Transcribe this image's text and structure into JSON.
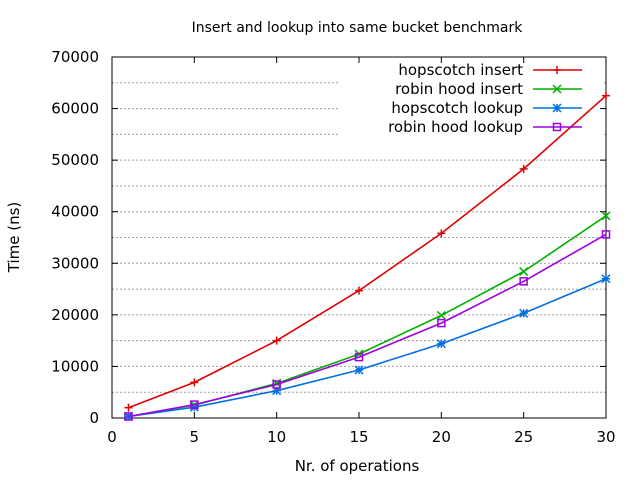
{
  "chart_data": {
    "type": "line",
    "title": "Insert and lookup into same bucket benchmark",
    "xlabel": "Nr. of operations",
    "ylabel": "Time (ns)",
    "xlim": [
      0,
      30
    ],
    "ylim": [
      0,
      70000
    ],
    "xticks": [
      0,
      5,
      10,
      15,
      20,
      25,
      30
    ],
    "yticks": [
      0,
      10000,
      20000,
      30000,
      40000,
      50000,
      60000,
      70000
    ],
    "x": [
      1,
      5,
      10,
      15,
      20,
      25,
      30
    ],
    "grid": "horizontal dotted minor lines",
    "legend_position": "top-right",
    "series": [
      {
        "name": "hopscotch insert",
        "color": "#e00000",
        "marker": "plus",
        "values": [
          2000,
          6900,
          15000,
          24700,
          35800,
          48300,
          62500
        ]
      },
      {
        "name": "robin hood insert",
        "color": "#00b000",
        "marker": "cross",
        "values": [
          300,
          2500,
          6700,
          12400,
          19900,
          28400,
          39200
        ]
      },
      {
        "name": "hopscotch lookup",
        "color": "#0070e0",
        "marker": "star",
        "values": [
          300,
          2100,
          5300,
          9300,
          14400,
          20300,
          27000
        ]
      },
      {
        "name": "robin hood lookup",
        "color": "#a000e0",
        "marker": "square",
        "values": [
          300,
          2600,
          6500,
          11800,
          18400,
          26500,
          35600
        ]
      }
    ]
  }
}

▸ **Objective**: Your task is to pick out every line with the string "robin" and copy it.

▸ **Answer for this exercise**:
        "name": "robin hood insert",
        "name": "robin hood lookup",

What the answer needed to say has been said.